_GIVEN TASK_
Report how many lines contain the word "Gloves", with no other text.

(Records from a data source)
+---+
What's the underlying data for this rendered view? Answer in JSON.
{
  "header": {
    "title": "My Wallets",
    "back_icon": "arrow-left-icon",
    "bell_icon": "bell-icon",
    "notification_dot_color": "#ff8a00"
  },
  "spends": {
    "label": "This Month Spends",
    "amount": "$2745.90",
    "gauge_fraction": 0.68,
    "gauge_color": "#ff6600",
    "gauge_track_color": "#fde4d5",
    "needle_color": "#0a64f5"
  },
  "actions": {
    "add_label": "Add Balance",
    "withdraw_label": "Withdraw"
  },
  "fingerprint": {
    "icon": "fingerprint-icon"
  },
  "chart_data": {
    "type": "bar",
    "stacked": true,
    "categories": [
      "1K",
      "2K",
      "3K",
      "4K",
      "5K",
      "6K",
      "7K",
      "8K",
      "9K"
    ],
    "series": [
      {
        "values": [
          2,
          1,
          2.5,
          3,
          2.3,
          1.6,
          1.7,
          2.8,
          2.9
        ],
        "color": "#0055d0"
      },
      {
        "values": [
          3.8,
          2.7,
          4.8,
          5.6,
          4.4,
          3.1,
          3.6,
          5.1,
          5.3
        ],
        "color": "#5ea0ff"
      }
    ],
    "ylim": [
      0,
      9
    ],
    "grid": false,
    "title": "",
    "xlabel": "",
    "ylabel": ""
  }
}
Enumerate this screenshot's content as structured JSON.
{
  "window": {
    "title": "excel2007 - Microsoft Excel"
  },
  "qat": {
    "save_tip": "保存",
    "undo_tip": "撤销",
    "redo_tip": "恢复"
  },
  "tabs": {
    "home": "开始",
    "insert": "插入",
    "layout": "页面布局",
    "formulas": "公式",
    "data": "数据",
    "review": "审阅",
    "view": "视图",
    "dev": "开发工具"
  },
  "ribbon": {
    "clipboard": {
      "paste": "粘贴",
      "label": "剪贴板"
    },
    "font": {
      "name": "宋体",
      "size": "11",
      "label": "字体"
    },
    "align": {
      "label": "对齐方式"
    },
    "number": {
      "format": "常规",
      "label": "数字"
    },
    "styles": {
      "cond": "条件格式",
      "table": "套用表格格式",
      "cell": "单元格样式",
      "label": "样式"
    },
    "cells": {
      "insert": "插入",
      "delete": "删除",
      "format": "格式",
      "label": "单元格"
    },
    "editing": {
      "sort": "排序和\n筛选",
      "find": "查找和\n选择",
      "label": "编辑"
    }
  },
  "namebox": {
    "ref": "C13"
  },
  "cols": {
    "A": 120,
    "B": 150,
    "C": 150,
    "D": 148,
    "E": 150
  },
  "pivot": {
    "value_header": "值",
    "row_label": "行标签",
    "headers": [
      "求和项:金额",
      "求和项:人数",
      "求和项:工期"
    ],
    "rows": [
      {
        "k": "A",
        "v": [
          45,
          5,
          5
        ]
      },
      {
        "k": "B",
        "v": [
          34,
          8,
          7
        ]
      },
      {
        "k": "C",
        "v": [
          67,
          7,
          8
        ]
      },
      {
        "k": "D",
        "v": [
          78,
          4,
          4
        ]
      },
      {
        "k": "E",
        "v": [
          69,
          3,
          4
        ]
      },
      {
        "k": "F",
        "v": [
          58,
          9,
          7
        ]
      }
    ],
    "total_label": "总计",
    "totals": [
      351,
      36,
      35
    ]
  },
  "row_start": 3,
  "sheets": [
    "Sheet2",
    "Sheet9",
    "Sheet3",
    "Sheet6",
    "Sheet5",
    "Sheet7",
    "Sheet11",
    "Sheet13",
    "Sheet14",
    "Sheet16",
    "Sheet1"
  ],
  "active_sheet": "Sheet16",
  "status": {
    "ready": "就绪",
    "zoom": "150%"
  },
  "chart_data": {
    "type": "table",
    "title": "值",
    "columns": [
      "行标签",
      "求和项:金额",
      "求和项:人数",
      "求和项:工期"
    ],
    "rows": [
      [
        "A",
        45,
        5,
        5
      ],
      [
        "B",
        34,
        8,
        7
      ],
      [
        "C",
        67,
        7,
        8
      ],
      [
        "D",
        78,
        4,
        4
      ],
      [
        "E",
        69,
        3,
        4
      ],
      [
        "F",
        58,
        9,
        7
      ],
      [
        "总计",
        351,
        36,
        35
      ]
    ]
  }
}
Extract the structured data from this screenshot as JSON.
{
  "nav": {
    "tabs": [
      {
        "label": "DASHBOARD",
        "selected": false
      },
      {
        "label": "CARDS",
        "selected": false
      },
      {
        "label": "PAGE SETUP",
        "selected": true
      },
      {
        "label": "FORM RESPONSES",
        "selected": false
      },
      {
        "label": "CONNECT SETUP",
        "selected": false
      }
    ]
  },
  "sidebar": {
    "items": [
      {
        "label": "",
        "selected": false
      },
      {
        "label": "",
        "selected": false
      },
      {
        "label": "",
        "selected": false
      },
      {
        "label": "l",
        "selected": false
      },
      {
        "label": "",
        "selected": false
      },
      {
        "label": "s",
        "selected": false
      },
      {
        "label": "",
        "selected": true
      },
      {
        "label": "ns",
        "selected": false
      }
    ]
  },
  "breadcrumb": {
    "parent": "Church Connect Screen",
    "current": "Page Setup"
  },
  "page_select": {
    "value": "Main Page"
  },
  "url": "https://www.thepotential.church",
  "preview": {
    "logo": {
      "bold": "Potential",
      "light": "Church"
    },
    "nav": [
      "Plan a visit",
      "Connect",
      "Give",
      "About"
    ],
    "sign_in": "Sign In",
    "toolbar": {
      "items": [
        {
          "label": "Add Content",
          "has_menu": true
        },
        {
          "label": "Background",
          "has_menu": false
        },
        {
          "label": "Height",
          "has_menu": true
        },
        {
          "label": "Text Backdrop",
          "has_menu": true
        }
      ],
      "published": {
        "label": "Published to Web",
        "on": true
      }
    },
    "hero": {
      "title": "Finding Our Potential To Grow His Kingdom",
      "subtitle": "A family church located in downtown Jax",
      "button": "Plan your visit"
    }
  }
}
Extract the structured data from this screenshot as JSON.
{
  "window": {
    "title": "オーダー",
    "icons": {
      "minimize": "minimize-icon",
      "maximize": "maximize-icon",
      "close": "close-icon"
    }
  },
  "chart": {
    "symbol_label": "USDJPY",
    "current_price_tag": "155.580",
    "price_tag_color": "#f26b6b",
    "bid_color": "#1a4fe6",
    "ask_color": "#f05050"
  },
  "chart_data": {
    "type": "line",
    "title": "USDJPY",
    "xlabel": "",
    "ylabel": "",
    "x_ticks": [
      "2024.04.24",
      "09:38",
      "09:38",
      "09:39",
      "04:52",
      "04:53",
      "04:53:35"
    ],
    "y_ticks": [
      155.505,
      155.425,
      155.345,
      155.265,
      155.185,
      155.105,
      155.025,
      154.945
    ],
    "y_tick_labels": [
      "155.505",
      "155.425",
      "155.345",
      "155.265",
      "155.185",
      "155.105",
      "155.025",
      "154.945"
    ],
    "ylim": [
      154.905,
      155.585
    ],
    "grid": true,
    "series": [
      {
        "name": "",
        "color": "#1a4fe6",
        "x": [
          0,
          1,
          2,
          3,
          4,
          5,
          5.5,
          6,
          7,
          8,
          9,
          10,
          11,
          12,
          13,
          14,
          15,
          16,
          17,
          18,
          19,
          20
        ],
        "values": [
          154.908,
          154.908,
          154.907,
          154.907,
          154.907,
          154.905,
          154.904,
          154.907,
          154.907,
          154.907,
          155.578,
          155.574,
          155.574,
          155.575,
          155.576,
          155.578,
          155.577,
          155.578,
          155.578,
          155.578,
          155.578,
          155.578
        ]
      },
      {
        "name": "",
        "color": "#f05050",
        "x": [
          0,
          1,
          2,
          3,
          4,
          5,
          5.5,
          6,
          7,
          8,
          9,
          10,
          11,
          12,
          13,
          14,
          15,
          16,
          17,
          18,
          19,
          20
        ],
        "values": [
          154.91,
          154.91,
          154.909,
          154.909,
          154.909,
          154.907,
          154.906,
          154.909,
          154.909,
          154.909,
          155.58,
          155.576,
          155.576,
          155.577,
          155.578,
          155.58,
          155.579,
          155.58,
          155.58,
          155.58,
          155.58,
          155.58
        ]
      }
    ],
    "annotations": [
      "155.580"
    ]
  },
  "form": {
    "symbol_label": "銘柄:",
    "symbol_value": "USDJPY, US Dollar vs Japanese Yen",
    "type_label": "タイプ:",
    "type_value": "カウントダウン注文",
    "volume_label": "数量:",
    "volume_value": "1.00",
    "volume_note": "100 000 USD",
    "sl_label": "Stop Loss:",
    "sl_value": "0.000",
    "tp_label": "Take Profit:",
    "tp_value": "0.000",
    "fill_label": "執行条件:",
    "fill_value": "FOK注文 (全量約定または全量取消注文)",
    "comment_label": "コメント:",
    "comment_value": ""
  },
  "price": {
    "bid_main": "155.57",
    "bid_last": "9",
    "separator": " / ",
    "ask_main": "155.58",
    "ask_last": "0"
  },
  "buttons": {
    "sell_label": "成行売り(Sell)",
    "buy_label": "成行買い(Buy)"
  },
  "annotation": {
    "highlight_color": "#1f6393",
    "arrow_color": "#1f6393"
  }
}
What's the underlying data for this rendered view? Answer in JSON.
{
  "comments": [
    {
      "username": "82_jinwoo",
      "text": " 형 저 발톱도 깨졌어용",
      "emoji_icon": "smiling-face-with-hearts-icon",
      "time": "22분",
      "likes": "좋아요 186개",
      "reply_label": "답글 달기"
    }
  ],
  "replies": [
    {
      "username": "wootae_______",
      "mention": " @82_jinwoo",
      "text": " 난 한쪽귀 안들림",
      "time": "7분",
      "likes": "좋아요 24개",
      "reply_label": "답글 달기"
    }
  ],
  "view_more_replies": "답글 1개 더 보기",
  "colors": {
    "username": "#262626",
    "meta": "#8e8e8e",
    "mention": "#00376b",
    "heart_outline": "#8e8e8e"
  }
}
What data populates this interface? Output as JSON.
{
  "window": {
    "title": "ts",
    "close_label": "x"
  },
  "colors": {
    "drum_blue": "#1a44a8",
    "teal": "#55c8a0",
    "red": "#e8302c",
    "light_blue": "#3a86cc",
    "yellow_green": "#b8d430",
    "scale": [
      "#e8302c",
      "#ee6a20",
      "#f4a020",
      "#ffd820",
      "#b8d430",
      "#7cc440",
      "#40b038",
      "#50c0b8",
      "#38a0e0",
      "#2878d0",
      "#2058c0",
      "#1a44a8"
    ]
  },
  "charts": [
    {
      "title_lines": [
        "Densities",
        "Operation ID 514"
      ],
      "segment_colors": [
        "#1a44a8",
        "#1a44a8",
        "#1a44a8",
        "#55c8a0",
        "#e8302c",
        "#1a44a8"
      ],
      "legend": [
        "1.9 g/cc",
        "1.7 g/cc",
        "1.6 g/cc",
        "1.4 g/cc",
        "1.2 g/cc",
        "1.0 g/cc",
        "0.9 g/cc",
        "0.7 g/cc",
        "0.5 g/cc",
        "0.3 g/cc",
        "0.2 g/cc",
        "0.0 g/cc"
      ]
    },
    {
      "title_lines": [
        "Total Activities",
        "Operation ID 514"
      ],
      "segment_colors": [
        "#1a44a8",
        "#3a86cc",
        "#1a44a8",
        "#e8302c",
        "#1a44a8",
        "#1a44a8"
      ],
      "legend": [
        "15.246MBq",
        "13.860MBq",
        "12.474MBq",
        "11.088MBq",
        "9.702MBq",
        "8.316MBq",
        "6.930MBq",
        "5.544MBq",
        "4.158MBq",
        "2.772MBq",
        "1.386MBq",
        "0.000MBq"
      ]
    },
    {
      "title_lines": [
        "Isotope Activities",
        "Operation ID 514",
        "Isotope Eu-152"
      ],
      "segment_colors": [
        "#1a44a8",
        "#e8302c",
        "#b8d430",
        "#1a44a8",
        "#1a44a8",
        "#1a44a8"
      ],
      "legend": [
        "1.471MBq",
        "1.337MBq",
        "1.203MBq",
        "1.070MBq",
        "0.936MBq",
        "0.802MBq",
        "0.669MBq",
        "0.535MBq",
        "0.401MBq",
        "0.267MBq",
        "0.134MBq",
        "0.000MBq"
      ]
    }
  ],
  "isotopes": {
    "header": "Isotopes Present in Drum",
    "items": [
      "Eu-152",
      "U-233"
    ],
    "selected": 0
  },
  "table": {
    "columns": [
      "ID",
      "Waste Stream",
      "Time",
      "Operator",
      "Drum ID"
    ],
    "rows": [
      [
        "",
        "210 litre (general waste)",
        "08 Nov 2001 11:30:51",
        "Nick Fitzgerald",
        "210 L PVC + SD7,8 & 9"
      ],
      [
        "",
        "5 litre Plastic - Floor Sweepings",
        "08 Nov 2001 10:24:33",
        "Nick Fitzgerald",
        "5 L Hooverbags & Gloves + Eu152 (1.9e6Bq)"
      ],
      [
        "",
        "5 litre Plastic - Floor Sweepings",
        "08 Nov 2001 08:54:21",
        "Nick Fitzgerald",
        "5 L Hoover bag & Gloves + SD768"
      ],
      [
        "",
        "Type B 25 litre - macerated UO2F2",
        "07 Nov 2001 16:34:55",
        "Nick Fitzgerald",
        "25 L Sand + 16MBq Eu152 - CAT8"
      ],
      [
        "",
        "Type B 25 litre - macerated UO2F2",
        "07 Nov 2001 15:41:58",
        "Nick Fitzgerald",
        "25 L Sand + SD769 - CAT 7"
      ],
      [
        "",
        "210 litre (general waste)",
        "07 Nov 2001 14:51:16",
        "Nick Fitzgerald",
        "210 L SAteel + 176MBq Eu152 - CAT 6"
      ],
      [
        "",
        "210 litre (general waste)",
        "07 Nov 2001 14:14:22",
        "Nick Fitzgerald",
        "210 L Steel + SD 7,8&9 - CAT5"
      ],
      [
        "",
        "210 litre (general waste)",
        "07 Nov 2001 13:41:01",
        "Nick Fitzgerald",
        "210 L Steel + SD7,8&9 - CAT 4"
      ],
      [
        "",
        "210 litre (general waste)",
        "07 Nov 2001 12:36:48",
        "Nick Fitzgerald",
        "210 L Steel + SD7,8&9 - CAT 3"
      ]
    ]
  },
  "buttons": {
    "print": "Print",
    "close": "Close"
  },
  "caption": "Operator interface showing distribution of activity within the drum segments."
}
+---+
_FINISHED TASK_
2